Records from a collection of figures
- - - -

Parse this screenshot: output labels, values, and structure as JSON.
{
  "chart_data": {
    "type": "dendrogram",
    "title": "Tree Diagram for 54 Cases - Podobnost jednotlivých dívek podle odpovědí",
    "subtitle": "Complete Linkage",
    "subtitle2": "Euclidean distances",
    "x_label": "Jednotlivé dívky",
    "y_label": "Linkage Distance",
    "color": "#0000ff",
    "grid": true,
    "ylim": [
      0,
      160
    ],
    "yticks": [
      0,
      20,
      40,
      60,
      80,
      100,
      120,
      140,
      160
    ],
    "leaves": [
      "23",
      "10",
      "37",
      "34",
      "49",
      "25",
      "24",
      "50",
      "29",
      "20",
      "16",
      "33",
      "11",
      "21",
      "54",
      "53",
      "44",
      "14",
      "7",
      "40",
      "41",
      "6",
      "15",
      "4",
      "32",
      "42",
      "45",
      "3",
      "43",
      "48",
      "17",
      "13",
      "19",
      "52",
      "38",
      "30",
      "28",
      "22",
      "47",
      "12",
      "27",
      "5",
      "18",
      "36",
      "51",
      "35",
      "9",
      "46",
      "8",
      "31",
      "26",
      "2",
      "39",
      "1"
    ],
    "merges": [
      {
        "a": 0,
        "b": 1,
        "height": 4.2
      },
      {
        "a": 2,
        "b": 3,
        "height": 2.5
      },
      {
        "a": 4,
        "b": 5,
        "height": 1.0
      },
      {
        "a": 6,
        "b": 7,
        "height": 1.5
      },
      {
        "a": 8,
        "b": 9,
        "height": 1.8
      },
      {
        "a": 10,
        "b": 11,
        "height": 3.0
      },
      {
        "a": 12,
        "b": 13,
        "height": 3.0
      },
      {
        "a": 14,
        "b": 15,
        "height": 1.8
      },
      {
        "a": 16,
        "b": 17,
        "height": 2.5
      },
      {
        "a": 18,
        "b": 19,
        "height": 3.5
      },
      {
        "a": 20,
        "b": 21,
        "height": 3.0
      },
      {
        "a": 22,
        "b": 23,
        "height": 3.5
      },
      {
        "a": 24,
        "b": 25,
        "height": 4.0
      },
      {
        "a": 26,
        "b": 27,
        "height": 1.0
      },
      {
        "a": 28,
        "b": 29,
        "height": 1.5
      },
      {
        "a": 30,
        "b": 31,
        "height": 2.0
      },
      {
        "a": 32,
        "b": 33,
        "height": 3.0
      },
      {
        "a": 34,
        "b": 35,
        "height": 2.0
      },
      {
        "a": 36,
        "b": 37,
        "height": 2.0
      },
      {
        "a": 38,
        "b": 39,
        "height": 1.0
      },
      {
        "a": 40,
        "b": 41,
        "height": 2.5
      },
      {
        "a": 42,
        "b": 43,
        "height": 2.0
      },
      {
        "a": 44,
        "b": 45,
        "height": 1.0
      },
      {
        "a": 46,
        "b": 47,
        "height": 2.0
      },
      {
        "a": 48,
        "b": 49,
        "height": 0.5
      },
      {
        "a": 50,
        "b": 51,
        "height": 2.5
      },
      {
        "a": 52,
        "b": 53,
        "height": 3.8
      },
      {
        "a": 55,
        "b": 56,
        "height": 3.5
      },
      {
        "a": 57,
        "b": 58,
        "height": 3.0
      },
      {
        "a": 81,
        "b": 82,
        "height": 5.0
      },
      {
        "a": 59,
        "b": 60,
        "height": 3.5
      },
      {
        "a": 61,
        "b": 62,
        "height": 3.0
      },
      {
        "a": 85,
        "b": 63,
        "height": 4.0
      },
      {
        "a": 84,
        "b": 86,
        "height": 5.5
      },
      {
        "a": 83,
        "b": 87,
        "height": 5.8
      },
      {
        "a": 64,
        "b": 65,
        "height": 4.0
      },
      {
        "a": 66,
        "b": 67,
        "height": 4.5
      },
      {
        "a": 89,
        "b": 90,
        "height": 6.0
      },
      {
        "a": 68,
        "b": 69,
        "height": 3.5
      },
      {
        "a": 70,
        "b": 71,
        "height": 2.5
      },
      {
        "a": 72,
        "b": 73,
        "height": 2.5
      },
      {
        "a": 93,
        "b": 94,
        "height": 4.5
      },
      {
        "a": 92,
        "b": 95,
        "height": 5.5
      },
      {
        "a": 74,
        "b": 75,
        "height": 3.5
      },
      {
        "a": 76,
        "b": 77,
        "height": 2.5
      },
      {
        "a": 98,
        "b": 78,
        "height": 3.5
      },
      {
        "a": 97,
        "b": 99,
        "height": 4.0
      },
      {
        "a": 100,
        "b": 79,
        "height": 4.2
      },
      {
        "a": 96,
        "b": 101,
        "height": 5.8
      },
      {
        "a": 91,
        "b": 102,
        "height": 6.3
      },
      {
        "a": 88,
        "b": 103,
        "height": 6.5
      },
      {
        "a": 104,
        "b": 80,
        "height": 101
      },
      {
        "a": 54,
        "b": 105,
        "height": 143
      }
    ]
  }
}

- - - -

Task statement:
Repeat the material word for word, in full.

Task response:
Parse this screenshot: output labels, values, and structure as JSON.
{
  "chart_data": {
    "type": "dendrogram",
    "title": "Tree Diagram for 54 Cases - Podobnost jednotlivých dívek podle odpovědí",
    "subtitle": "Complete Linkage",
    "subtitle2": "Euclidean distances",
    "x_label": "Jednotlivé dívky",
    "y_label": "Linkage Distance",
    "color": "#0000ff",
    "grid": true,
    "ylim": [
      0,
      160
    ],
    "yticks": [
      0,
      20,
      40,
      60,
      80,
      100,
      120,
      140,
      160
    ],
    "leaves": [
      "23",
      "10",
      "37",
      "34",
      "49",
      "25",
      "24",
      "50",
      "29",
      "20",
      "16",
      "33",
      "11",
      "21",
      "54",
      "53",
      "44",
      "14",
      "7",
      "40",
      "41",
      "6",
      "15",
      "4",
      "32",
      "42",
      "45",
      "3",
      "43",
      "48",
      "17",
      "13",
      "19",
      "52",
      "38",
      "30",
      "28",
      "22",
      "47",
      "12",
      "27",
      "5",
      "18",
      "36",
      "51",
      "35",
      "9",
      "46",
      "8",
      "31",
      "26",
      "2",
      "39",
      "1"
    ],
    "merges": [
      {
        "a": 0,
        "b": 1,
        "height": 4.2
      },
      {
        "a": 2,
        "b": 3,
        "height": 2.5
      },
      {
        "a": 4,
        "b": 5,
        "height": 1.0
      },
      {
        "a": 6,
        "b": 7,
        "height": 1.5
      },
      {
        "a": 8,
        "b": 9,
        "height": 1.8
      },
      {
        "a": 10,
        "b": 11,
        "height": 3.0
      },
      {
        "a": 12,
        "b": 13,
        "height": 3.0
      },
      {
        "a": 14,
        "b": 15,
        "height": 1.8
      },
      {
        "a": 16,
        "b": 17,
        "height": 2.5
      },
      {
        "a": 18,
        "b": 19,
        "height": 3.5
      },
      {
        "a": 20,
        "b": 21,
        "height": 3.0
      },
      {
        "a": 22,
        "b": 23,
        "height": 3.5
      },
      {
        "a": 24,
        "b": 25,
        "height": 4.0
      },
      {
        "a": 26,
        "b": 27,
        "height": 1.0
      },
      {
        "a": 28,
        "b": 29,
        "height": 1.5
      },
      {
        "a": 30,
        "b": 31,
        "height": 2.0
      },
      {
        "a": 32,
        "b": 33,
        "height": 3.0
      },
      {
        "a": 34,
        "b": 35,
        "height": 2.0
      },
      {
        "a": 36,
        "b": 37,
        "height": 2.0
      },
      {
        "a": 38,
        "b": 39,
        "height": 1.0
      },
      {
        "a": 40,
        "b": 41,
        "height": 2.5
      },
      {
        "a": 42,
        "b": 43,
        "height": 2.0
      },
      {
        "a": 44,
        "b": 45,
        "height": 1.0
      },
      {
        "a": 46,
        "b": 47,
        "height": 2.0
      },
      {
        "a": 48,
        "b": 49,
        "height": 0.5
      },
      {
        "a": 50,
        "b": 51,
        "height": 2.5
      },
      {
        "a": 52,
        "b": 53,
        "height": 3.8
      },
      {
        "a": 55,
        "b": 56,
        "height": 3.5
      },
      {
        "a": 57,
        "b": 58,
        "height": 3.0
      },
      {
        "a": 81,
        "b": 82,
        "height": 5.0
      },
      {
        "a": 59,
        "b": 60,
        "height": 3.5
      },
      {
        "a": 61,
        "b": 62,
        "height": 3.0
      },
      {
        "a": 85,
        "b": 63,
        "height": 4.0
      },
      {
        "a": 84,
        "b": 86,
        "height": 5.5
      },
      {
        "a": 83,
        "b": 87,
        "height": 5.8
      },
      {
        "a": 64,
        "b": 65,
        "height": 4.0
      },
      {
        "a": 66,
        "b": 67,
        "height": 4.5
      },
      {
        "a": 89,
        "b": 90,
        "height": 6.0
      },
      {
        "a": 68,
        "b": 69,
        "height": 3.5
      },
      {
        "a": 70,
        "b": 71,
        "height": 2.5
      },
      {
        "a": 72,
        "b": 73,
        "height": 2.5
      },
      {
        "a": 93,
        "b": 94,
        "height": 4.5
      },
      {
        "a": 92,
        "b": 95,
        "height": 5.5
      },
      {
        "a": 74,
        "b": 75,
        "height": 3.5
      },
      {
        "a": 76,
        "b": 77,
        "height": 2.5
      },
      {
        "a": 98,
        "b": 78,
        "height": 3.5
      },
      {
        "a": 97,
        "b": 99,
        "height": 4.0
      },
      {
        "a": 100,
        "b": 79,
        "height": 4.2
      },
      {
        "a": 96,
        "b": 101,
        "height": 5.8
      },
      {
        "a": 91,
        "b": 102,
        "height": 6.3
      },
      {
        "a": 88,
        "b": 103,
        "height": 6.5
      },
      {
        "a": 104,
        "b": 80,
        "height": 101
      },
      {
        "a": 54,
        "b": 105,
        "height": 143
      }
    ]
  }
}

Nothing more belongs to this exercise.